WRITTEN PROBLEM: Print, word for word, the lines of the data below, starting with the line that contains "map-label-swee: SWEE (526, 319, 563, 334)" and continuing through the line that contains "map-label-fairlie: FAIRLIE-POPLAR (243, 219, 374, 234)", with both of those lines included.

EXTRACTED DATA:
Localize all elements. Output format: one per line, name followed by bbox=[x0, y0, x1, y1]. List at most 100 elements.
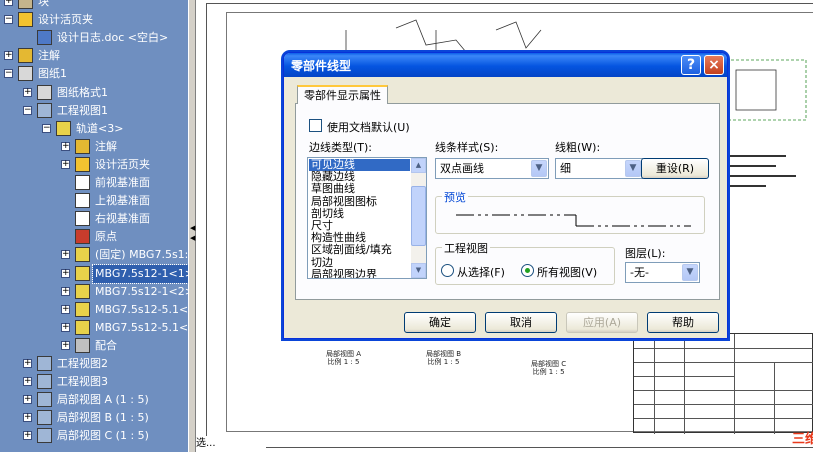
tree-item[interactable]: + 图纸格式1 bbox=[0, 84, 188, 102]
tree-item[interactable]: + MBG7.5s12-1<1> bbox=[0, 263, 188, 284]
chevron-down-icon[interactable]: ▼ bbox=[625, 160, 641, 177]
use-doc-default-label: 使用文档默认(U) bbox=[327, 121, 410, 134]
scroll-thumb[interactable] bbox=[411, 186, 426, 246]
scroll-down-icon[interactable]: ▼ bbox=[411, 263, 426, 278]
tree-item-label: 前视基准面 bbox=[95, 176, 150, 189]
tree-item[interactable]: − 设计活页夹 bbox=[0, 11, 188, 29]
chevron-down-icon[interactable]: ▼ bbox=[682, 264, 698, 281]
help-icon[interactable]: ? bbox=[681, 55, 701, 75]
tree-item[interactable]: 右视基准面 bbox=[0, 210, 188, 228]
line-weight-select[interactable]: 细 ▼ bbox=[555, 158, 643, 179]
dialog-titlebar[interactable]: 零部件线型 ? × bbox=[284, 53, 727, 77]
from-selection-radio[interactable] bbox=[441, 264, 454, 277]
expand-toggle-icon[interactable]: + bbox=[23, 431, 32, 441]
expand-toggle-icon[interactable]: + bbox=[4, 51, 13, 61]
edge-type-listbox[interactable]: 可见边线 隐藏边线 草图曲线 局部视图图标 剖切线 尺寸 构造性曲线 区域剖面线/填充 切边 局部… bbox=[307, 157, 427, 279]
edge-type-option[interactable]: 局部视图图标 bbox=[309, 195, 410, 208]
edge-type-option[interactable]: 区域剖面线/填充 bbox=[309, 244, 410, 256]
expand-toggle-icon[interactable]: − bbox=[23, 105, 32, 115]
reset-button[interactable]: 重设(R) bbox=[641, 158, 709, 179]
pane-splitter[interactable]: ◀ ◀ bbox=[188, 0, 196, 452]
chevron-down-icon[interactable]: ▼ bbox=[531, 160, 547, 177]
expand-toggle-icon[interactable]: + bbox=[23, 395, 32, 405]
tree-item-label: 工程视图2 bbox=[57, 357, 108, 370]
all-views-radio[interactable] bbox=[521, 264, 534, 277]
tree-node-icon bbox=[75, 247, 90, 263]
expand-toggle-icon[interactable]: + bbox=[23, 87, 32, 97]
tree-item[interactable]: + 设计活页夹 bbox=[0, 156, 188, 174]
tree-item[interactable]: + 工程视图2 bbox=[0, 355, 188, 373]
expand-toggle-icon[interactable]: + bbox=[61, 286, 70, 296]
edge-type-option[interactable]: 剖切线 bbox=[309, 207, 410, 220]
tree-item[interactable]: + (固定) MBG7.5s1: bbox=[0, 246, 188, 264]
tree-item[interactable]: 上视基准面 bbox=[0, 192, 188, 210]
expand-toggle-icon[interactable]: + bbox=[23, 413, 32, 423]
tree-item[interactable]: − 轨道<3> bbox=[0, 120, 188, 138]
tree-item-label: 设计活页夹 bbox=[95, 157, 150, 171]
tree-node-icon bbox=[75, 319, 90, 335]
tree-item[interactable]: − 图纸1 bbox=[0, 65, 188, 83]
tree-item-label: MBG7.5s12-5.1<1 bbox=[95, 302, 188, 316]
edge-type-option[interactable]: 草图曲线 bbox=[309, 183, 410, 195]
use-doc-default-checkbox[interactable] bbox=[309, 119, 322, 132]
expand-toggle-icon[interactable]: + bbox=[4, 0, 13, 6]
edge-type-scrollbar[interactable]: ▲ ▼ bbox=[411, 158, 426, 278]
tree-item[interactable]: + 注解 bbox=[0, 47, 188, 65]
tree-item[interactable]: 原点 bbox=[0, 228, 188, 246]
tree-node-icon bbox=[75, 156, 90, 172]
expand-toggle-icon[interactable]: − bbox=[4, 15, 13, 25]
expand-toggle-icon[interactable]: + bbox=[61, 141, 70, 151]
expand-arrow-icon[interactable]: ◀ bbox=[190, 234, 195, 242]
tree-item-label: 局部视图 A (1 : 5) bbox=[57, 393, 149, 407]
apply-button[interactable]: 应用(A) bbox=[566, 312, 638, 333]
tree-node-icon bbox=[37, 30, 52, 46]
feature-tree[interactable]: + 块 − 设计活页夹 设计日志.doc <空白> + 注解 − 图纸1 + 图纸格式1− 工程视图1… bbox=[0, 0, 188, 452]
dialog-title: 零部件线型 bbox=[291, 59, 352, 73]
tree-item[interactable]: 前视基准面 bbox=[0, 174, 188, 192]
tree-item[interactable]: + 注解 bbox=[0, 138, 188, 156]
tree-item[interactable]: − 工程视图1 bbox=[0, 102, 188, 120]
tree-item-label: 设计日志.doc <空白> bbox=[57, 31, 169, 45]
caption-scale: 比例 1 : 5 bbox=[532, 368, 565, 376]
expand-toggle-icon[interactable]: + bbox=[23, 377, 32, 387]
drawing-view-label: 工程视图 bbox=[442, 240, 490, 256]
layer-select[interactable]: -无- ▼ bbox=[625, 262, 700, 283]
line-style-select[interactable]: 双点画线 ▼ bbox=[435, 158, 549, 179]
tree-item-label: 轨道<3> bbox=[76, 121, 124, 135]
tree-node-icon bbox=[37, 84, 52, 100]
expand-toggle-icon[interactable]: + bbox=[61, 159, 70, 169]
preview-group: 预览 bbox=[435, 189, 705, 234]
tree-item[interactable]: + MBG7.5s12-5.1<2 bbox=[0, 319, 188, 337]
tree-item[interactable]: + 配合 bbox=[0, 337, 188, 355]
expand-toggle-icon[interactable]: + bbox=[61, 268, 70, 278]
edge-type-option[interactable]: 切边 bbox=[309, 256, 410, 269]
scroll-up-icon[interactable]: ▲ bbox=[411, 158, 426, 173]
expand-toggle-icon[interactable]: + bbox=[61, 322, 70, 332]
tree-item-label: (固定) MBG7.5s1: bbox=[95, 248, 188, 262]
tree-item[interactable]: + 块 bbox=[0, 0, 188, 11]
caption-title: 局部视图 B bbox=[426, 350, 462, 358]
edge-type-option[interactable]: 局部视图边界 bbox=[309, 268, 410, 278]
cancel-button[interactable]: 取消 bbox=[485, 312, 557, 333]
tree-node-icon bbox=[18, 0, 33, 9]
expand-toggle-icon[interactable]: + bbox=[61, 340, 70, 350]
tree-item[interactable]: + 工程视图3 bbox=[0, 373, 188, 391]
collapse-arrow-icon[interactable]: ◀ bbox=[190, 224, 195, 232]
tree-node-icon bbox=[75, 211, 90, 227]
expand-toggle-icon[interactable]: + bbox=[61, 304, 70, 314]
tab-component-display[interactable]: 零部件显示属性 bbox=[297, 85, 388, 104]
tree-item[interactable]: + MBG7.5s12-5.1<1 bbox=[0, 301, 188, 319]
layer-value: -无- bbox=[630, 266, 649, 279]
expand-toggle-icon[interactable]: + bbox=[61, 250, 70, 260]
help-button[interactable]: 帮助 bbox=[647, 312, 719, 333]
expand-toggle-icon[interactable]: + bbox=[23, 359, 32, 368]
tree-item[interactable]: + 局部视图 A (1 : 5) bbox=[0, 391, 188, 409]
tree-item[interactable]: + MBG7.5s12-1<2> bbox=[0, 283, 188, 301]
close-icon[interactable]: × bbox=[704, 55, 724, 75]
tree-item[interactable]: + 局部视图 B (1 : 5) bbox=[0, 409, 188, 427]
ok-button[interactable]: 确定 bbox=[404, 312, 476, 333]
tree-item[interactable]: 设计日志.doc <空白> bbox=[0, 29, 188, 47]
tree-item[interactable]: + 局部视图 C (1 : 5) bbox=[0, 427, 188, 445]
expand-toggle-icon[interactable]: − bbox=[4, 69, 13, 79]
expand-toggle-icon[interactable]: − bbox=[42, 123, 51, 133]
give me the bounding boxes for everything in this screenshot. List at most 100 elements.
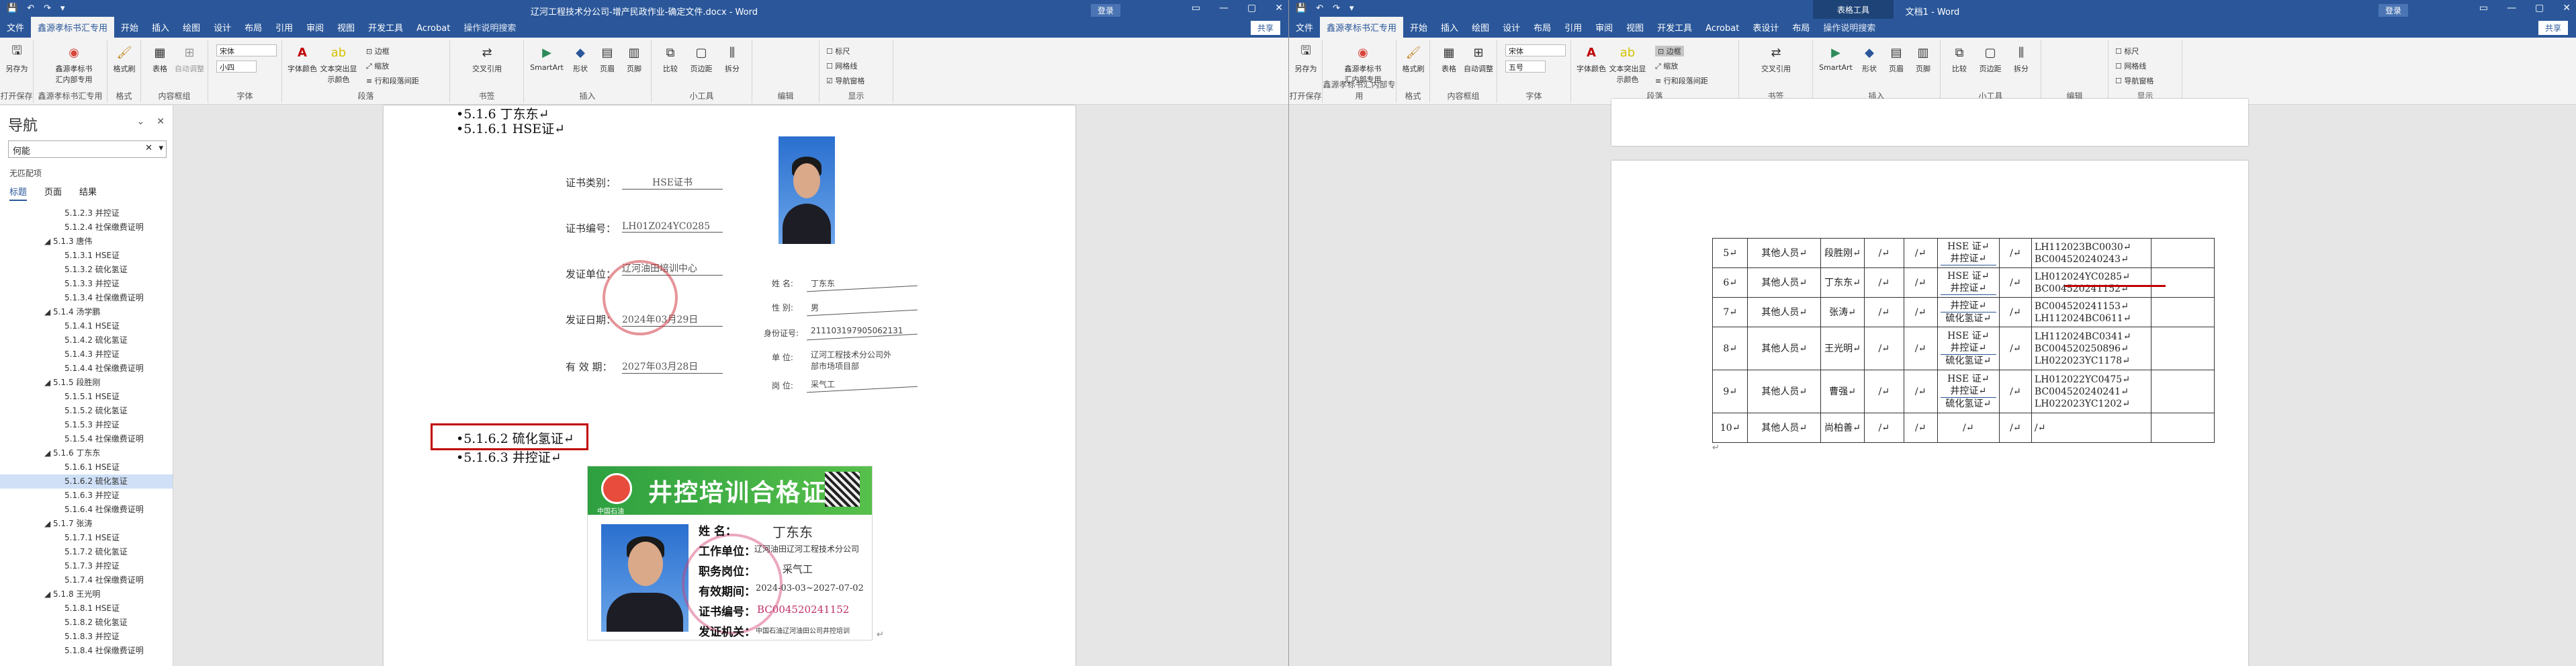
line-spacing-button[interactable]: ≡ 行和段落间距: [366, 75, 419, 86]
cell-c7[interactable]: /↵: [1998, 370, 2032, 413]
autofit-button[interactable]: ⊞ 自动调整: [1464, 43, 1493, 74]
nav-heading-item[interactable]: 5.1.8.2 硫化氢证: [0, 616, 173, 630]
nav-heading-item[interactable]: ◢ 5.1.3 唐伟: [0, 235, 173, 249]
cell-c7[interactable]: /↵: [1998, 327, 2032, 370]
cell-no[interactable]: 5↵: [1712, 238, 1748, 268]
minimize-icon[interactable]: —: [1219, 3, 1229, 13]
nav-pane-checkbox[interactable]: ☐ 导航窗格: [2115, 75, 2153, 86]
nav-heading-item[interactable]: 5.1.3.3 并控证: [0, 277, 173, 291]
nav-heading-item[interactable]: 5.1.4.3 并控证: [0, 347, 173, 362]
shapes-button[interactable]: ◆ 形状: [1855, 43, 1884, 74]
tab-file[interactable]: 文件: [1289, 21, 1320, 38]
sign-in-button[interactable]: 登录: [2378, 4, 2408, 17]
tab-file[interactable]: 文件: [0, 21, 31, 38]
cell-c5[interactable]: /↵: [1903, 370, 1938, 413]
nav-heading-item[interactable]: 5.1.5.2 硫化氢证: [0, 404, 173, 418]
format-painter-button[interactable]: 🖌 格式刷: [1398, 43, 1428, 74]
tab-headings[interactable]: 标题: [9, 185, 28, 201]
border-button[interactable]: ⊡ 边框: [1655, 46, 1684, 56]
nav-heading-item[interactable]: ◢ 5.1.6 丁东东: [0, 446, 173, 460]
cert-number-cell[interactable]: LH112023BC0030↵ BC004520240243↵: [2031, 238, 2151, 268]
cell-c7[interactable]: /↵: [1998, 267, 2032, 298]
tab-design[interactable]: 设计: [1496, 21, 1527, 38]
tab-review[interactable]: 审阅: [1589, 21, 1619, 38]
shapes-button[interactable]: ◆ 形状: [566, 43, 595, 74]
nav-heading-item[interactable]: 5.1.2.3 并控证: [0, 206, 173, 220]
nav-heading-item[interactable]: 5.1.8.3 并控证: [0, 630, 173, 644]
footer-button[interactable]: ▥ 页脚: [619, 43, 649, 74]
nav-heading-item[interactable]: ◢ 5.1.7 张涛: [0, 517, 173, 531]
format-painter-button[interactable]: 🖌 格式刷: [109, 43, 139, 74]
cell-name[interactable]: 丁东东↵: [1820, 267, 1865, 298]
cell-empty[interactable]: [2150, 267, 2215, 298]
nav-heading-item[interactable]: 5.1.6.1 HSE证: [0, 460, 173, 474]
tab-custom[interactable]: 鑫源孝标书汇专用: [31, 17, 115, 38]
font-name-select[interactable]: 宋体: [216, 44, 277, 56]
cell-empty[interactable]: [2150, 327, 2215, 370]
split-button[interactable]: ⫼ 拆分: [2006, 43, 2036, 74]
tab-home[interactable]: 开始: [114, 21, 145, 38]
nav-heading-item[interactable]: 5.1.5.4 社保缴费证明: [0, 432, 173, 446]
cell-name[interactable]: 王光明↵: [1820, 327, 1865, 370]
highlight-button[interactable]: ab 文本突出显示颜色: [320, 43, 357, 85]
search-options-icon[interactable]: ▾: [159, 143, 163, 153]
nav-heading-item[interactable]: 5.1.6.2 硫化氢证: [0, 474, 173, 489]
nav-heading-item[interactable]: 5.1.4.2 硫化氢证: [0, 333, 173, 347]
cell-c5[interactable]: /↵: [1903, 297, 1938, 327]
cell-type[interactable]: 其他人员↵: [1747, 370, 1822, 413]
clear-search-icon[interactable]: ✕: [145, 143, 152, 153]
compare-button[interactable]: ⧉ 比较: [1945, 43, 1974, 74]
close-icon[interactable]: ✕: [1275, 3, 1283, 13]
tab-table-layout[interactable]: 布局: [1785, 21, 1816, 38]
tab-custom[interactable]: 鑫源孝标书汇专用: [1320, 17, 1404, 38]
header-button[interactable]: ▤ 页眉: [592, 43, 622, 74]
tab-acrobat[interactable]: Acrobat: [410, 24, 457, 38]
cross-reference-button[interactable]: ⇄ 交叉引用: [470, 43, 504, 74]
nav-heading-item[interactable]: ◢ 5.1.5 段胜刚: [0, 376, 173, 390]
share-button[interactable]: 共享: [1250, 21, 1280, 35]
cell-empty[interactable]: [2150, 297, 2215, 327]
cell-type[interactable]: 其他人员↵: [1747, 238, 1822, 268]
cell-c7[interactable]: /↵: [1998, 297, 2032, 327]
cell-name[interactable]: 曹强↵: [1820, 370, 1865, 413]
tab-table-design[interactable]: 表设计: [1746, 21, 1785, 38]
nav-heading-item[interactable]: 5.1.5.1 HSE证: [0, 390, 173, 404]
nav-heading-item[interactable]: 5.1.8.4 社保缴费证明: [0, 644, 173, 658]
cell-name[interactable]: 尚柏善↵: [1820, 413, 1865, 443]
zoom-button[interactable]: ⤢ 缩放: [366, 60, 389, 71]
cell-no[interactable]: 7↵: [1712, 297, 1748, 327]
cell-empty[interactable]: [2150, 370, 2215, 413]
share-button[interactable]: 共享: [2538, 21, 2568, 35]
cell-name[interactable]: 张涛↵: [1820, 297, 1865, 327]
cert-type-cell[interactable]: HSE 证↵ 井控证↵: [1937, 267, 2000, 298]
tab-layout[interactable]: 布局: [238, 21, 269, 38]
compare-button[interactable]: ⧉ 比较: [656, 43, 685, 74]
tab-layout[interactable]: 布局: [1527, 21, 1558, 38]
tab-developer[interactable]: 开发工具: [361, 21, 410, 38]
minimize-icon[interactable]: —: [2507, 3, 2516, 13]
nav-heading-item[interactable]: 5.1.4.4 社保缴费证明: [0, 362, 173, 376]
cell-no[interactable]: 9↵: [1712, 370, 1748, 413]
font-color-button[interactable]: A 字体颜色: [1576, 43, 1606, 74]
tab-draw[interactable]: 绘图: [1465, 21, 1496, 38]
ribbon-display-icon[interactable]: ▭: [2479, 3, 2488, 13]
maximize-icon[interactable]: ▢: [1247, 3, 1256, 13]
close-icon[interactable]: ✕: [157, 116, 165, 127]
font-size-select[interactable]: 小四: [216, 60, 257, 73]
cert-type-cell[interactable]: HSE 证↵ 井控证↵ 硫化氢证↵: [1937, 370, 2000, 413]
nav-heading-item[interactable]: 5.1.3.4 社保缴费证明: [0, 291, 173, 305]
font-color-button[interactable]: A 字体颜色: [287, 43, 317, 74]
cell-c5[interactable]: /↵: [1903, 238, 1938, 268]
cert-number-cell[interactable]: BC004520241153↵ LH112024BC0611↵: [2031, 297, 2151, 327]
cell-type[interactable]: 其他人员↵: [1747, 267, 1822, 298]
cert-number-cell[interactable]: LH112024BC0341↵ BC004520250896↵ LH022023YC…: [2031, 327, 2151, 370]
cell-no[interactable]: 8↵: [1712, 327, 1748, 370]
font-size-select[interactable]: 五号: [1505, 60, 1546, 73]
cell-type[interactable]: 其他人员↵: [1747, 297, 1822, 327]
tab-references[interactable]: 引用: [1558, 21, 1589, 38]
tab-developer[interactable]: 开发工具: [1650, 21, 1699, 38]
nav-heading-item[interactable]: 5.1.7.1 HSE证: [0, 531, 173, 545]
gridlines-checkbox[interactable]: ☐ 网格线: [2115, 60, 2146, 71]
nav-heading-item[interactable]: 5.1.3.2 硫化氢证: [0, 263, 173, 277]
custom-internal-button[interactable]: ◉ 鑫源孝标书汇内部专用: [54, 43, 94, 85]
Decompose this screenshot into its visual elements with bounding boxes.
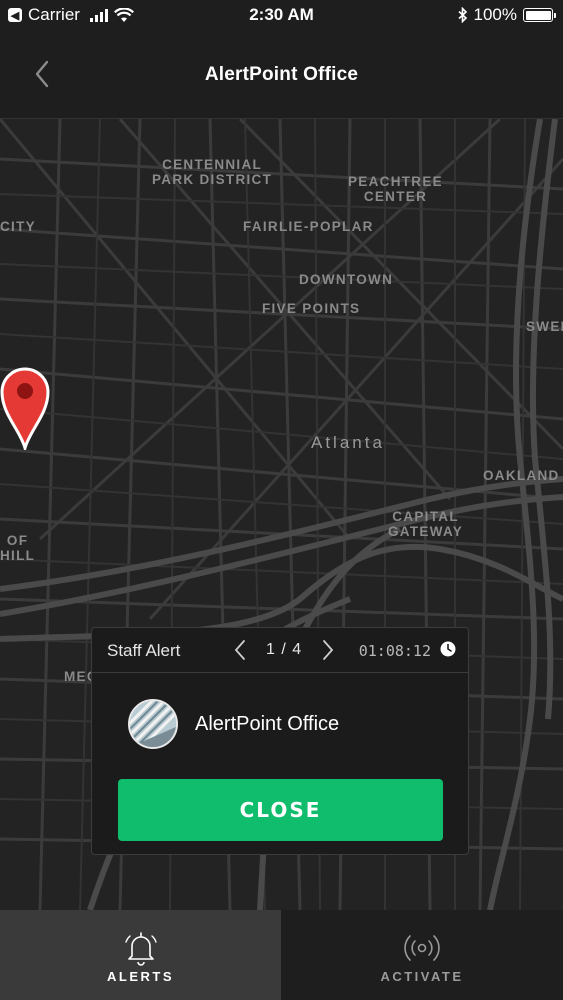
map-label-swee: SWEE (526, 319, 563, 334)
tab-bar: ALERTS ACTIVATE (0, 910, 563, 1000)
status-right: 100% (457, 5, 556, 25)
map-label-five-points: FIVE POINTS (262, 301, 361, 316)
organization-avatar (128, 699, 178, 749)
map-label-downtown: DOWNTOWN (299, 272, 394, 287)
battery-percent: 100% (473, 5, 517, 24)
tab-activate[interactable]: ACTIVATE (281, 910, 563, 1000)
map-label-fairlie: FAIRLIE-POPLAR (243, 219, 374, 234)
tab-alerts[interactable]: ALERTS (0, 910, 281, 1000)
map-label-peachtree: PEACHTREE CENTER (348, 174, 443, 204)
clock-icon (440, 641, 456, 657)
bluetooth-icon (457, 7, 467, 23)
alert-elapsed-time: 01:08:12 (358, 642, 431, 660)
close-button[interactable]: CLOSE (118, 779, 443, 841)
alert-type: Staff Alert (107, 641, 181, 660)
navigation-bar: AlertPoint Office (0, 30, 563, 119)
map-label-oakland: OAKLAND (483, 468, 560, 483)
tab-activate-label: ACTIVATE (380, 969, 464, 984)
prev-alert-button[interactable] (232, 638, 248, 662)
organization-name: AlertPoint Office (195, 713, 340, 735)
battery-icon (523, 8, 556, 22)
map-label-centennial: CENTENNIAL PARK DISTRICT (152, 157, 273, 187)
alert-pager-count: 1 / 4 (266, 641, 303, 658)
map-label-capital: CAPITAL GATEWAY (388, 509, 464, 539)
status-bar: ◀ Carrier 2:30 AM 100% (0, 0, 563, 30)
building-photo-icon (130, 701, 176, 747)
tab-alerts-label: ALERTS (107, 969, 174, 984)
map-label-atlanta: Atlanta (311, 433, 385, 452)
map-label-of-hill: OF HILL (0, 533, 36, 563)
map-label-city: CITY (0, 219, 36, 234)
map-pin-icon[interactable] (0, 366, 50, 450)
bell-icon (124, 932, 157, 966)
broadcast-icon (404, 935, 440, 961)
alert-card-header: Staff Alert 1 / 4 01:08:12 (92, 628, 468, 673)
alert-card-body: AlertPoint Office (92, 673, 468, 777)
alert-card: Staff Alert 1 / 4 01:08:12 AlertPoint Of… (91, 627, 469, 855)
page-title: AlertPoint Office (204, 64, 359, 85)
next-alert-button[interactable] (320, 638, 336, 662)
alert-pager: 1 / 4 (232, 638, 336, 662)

ANSWER TO THE EXERCISE:
map-label-swee: SWEE (526, 319, 563, 334)
tab-bar: ALERTS ACTIVATE (0, 910, 563, 1000)
status-right: 100% (457, 5, 556, 25)
map-label-five-points: FIVE POINTS (262, 301, 361, 316)
organization-avatar (128, 699, 178, 749)
map-label-downtown: DOWNTOWN (299, 272, 394, 287)
battery-percent: 100% (473, 5, 517, 24)
tab-activate[interactable]: ACTIVATE (281, 910, 563, 1000)
map-label-fairlie: FAIRLIE-POPLAR (243, 219, 374, 234)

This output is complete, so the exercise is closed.